» Extract provided
********

LM Studio
LM Studio is a friendly yet powerful app for running open-weight models on your own hardware. It lets you run llama.cpp (GGUF) or MLX models (Apple Silicon). Comes in a GUI package or headless daemon (llmster). For product and setup docs, see lmstudio.ai.
Quick start
- Install LM Studio (desktop) or
llmster(headless), then start the local server:
curl -fsSL https://lmstudio.ai/install.sh | bash
- Start the server
Make sure you either start the desktop app or run the daemon using the following command:
lms daemon up
lms server start --port 1234
If you are using the app, make sure you have JIT enabled for a smooth experience. Learn more in the LM Studio JIT and TTL guide.
- OpenClaw requires an LM Studio token value. Set
LM_API_TOKEN:
export LM_API_TOKEN="your-lm-studio-api-token"
If LM Studio authentication is disabled, use any non-empty token value:
export LM_API_TOKEN="placeholder-key"
For LM Studio auth setup details, see LM Studio Authentication.
- Run onboarding and choose
LM Studio:
openclaw onboard
- In onboarding, use the
Default modelprompt to pick your LM Studio model.
You can also set or change it later:
openclaw models set lmstudio/qwen/qwen3.5-9b
LM Studio model keys follow a author/model-name format (e.g. qwen/qwen3.5-9b). OpenClaw
model refs prepend the provider name: lmstudio/qwen/qwen3.5-9b. You can find the exact key for
a model by running curl http://localhost:1234/api/v1/models and looking at the key field.
Non-interactive onboarding
Use non-interactive onboarding when you want to script setup (CI, provisioning, remote bootstrap):
openclaw onboard \
--non-interactive \
--accept-risk \
--auth-choice lmstudio
Or specify base URL or model with API key:
openclaw onboard \
--non-interactive \
--accept-risk \
--auth-choice lmstudio \
--custom-base-url http://localhost:1234/v1 \
--lmstudio-api-key "$LM_API_TOKEN" \
--custom-model-id qwen/qwen3.5-9b
--custom-model-id takes the model key as returned by LM Studio (e.g. qwen/qwen3.5-9b), without
the lmstudio/ provider prefix.
Non-interactive onboarding requires --lmstudio-api-key (or LM_API_TOKEN in env).
For unauthenticated LM Studio servers, any non-empty token value works.
--custom-api-key remains supported for compatibility, but --lmstudio-api-key is preferred for LM Studio.
This writes models.providers.lmstudio, sets the default model to
lmstudio/<custom-model-id>, and writes the lmstudio:default auth profile.
Interactive setup can prompt for an optional preferred load context length and applies it across the discovered LM Studio models it saves into config.

********

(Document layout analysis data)
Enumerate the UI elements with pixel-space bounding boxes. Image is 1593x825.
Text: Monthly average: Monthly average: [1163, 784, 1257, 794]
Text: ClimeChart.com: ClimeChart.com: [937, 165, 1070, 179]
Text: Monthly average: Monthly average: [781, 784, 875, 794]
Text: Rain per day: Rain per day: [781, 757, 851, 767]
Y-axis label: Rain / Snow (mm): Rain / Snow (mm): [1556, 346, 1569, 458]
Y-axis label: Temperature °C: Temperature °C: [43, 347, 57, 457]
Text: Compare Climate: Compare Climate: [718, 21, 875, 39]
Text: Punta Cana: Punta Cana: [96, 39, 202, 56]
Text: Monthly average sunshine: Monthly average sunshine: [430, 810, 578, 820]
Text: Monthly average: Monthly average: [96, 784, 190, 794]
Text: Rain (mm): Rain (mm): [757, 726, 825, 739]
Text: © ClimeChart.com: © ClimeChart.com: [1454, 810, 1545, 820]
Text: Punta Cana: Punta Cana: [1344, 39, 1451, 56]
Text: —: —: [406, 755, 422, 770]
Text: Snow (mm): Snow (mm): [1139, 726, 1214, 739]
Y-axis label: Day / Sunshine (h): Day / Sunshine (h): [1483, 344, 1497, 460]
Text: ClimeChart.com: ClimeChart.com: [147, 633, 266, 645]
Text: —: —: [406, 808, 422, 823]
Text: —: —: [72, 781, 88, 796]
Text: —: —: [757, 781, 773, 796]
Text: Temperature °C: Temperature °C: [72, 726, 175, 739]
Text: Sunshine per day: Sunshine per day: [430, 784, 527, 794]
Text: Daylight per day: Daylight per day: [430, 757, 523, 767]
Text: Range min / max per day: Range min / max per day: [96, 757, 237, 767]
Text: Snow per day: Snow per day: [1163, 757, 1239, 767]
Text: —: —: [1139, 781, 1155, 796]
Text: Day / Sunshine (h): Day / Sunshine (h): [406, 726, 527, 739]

********

» Exercise requirements
**A)** Output the part of the LM Studio setup guide starting at "For LM Studio auth" and ending at "the key field.", copied word for word.
**B)** Answer these questions from the LM Studio setup guide:
(i) Which port number appears in the command that starts the LM Studio server?
(ii) What command runs onboarding?
(iii) For LM Studio, which flag is preferred over --custom-api-key?
**C)** In the LM Studio setup guide, find the openclaw onboard command that follows "Or specify base URL or model with API key:". List every flag given in that command.

» Response list
**A)**
For LM Studio auth setup details, see LM Studio Authentication.
- Run onboarding and choose
LM Studio:
openclaw onboard
- In onboarding, use the
Default modelprompt to pick your LM Studio model.
You can also set or change it later:
openclaw models set lmstudio/qwen/qwen3.5-9b
LM Studio model keys follow a author/model-name format (e.g. qwen/qwen3.5-9b). OpenClaw
model refs prepend the provider name: lmstudio/qwen/qwen3.5-9b. You can find the exact key for
a model by running curl http://localhost:1234/api/v1/models and looking at the key field.

**B)**
(i) 1234
(ii) openclaw onboard
(iii) --lmstudio-api-key

**C)**
--non-interactive
--accept-risk
--auth-choice
--custom-base-url
--lmstudio-api-key
--custom-model-id